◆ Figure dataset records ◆
####
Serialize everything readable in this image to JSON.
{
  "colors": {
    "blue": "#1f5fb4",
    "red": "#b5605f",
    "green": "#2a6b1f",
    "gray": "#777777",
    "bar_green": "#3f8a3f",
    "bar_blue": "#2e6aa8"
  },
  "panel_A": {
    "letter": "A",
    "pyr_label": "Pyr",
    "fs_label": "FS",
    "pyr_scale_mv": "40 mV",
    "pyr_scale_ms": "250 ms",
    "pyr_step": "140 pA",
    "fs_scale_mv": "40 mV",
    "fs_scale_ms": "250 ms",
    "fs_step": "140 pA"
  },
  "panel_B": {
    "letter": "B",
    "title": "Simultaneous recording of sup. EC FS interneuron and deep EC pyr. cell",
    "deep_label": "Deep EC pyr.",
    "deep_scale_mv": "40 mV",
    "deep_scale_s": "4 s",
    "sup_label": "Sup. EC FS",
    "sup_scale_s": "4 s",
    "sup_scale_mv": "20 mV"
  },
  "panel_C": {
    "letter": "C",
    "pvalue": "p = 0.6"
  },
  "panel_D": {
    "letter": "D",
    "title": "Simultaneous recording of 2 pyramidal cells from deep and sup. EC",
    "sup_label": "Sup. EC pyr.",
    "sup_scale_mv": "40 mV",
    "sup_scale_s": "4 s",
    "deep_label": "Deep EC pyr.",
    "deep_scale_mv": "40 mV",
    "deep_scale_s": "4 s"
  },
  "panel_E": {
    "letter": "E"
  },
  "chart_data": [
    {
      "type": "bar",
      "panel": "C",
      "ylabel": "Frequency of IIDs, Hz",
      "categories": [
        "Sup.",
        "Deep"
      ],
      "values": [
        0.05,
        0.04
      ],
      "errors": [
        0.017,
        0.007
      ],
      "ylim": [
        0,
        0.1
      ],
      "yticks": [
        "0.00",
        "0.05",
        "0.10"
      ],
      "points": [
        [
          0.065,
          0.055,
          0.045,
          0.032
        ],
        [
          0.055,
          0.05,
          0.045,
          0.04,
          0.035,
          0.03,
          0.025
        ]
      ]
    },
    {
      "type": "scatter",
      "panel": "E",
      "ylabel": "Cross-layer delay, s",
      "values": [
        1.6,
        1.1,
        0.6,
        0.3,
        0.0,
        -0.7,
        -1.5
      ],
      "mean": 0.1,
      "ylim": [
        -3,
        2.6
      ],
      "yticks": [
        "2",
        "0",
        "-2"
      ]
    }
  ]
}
####
◆ YOUR GOAL ◆
The answer must be a single number: the count of lines above that contain "letter".

◆ ANSWER FOR THE TASK ◆
5